(Stored records)
▼▼▼

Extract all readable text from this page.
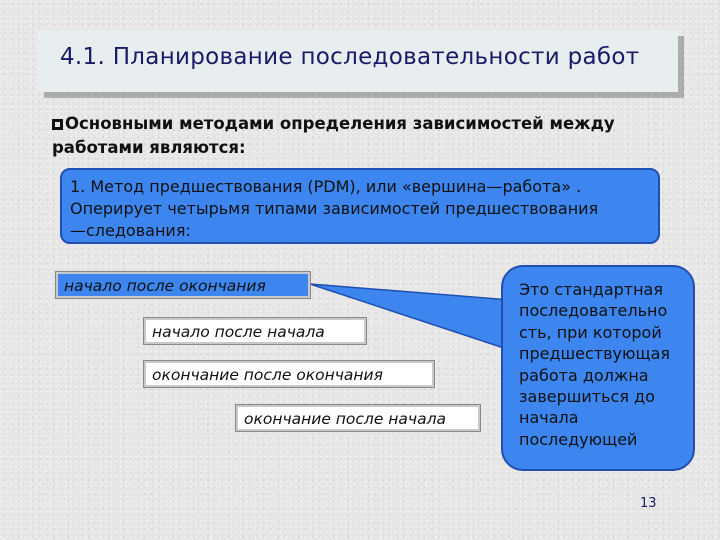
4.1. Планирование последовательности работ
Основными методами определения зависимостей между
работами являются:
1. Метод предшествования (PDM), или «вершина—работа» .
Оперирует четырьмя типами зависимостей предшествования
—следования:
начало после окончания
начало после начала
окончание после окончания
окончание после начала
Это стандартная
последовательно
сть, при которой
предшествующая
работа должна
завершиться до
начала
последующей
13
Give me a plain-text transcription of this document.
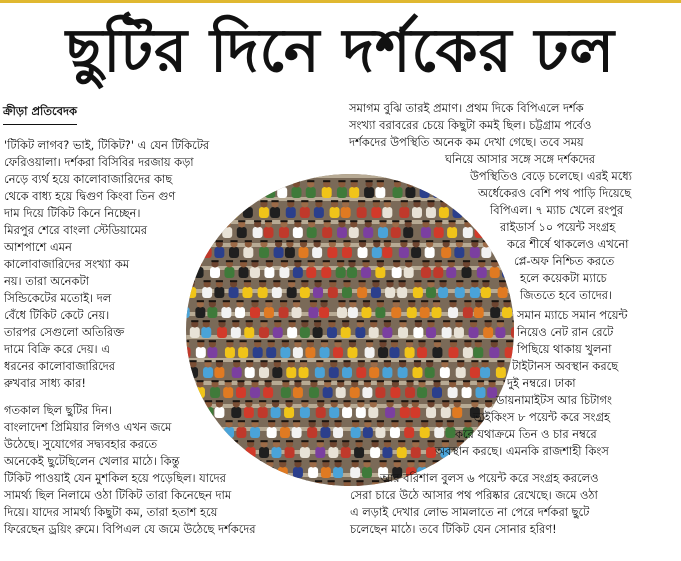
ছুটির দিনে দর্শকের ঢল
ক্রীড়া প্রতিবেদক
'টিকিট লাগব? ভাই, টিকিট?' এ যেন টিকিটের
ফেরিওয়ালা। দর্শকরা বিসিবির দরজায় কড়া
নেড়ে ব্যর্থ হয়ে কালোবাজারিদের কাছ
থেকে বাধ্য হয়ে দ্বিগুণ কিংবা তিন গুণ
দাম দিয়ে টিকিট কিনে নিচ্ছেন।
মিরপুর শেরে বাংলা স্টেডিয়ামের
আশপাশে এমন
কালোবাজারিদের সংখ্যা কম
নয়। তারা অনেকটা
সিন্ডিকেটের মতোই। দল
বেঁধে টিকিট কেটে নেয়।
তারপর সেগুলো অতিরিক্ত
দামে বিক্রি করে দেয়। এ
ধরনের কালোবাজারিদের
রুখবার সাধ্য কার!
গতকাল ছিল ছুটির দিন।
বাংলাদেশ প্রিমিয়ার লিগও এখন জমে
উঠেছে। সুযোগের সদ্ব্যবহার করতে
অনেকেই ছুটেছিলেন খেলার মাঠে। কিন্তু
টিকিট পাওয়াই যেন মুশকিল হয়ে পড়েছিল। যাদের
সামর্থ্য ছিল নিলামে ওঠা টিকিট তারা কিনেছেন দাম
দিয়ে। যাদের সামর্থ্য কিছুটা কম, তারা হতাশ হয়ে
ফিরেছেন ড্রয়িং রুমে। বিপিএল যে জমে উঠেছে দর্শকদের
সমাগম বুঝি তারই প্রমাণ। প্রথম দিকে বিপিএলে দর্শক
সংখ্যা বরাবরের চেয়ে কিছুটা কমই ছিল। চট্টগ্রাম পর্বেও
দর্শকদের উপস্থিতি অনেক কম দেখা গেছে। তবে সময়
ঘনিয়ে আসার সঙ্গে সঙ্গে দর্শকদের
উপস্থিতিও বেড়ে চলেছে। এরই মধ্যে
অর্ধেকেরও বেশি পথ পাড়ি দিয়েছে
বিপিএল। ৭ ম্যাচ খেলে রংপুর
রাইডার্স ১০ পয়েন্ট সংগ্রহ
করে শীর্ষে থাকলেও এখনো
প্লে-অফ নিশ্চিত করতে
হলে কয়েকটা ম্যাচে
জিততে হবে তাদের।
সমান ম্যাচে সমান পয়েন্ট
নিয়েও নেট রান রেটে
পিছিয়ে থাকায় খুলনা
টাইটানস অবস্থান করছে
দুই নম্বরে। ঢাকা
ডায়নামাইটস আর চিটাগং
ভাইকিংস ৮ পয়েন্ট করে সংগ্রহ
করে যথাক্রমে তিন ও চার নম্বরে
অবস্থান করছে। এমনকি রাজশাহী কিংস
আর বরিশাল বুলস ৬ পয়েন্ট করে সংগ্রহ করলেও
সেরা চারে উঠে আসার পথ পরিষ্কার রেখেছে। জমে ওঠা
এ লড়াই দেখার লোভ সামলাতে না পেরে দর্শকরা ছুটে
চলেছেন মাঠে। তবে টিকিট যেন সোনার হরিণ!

▲▲▲
▼▼▼

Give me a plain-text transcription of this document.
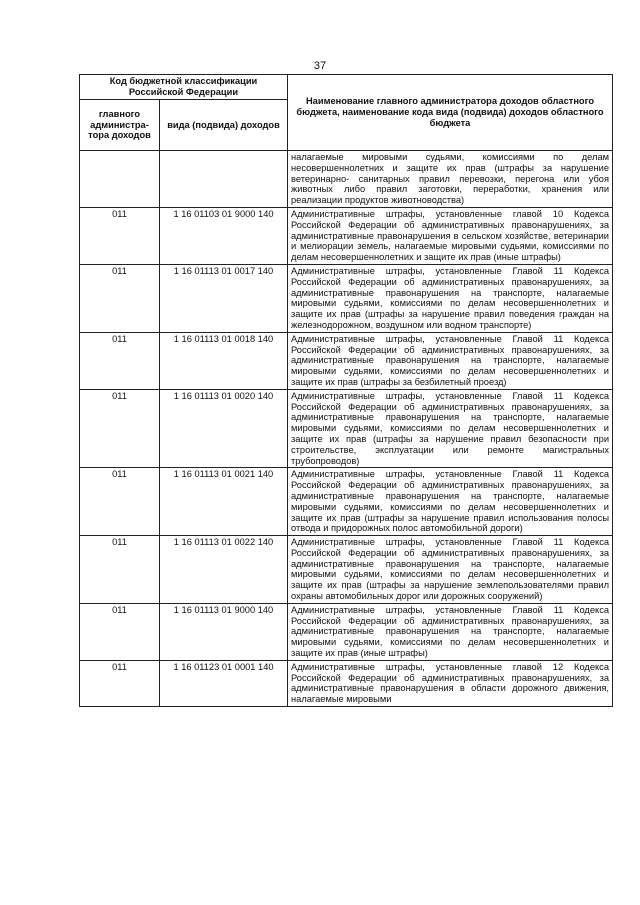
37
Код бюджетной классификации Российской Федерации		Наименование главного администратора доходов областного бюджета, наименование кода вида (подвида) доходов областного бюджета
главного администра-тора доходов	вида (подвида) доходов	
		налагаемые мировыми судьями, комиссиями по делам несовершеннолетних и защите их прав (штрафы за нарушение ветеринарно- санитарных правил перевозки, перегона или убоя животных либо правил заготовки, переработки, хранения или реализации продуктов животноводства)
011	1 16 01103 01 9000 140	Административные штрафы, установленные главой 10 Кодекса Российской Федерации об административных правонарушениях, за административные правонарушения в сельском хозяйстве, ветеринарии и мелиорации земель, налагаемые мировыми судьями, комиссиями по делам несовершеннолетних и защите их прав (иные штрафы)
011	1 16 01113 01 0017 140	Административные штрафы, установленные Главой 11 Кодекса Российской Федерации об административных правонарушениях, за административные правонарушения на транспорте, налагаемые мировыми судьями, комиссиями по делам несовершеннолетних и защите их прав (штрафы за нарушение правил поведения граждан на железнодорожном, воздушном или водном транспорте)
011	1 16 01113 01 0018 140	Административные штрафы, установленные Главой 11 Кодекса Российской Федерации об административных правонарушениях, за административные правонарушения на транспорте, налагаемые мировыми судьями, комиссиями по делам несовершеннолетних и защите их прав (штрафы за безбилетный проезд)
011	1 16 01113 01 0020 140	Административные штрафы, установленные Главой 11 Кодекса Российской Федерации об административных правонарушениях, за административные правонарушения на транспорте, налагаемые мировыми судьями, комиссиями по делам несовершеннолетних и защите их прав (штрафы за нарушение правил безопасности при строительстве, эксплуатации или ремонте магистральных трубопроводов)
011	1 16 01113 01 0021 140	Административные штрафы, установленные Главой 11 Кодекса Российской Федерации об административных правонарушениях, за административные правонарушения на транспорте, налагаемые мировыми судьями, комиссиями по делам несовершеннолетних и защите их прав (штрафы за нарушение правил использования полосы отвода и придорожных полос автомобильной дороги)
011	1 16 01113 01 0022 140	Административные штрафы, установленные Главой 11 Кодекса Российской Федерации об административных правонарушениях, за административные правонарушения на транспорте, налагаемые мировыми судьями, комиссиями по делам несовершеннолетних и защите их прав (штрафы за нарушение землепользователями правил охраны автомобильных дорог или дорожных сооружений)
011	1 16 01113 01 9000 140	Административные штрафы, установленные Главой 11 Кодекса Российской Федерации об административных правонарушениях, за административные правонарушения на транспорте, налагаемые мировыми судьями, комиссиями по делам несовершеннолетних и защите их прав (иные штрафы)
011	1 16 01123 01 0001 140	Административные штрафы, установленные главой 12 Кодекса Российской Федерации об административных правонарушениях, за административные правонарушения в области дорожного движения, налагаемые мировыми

▲▲▲

Show every line above in which the word "нарушение" occurs.

• PROBLEM SOLUTION
		налагаемые мировыми судьями, комиссиями по делам несовершеннолетних и защите их прав (штрафы за нарушение ветеринарно- санитарных правил перевозки, перегона или убоя животных либо правил заготовки, переработки, хранения или реализации продуктов животноводства)
011	1 16 01113 01 0017 140	Административные штрафы, установленные Главой 11 Кодекса Российской Федерации об административных правонарушениях, за административные правонарушения на транспорте, налагаемые мировыми судьями, комиссиями по делам несовершеннолетних и защите их прав (штрафы за нарушение правил поведения граждан на железнодорожном, воздушном или водном транспорте)
011	1 16 01113 01 0020 140	Административные штрафы, установленные Главой 11 Кодекса Российской Федерации об административных правонарушениях, за административные правонарушения на транспорте, налагаемые мировыми судьями, комиссиями по делам несовершеннолетних и защите их прав (штрафы за нарушение правил безопасности при строительстве, эксплуатации или ремонте магистральных трубопроводов)
011	1 16 01113 01 0021 140	Административные штрафы, установленные Главой 11 Кодекса Российской Федерации об административных правонарушениях, за административные правонарушения на транспорте, налагаемые мировыми судьями, комиссиями по делам несовершеннолетних и защите их прав (штрафы за нарушение правил использования полосы отвода и придорожных полос автомобильной дороги)
011	1 16 01113 01 0022 140	Административные штрафы, установленные Главой 11 Кодекса Российской Федерации об административных правонарушениях, за административные правонарушения на транспорте, налагаемые мировыми судьями, комиссиями по делам несовершеннолетних и защите их прав (штрафы за нарушение землепользователями правил охраны автомобильных дорог или дорожных сооружений)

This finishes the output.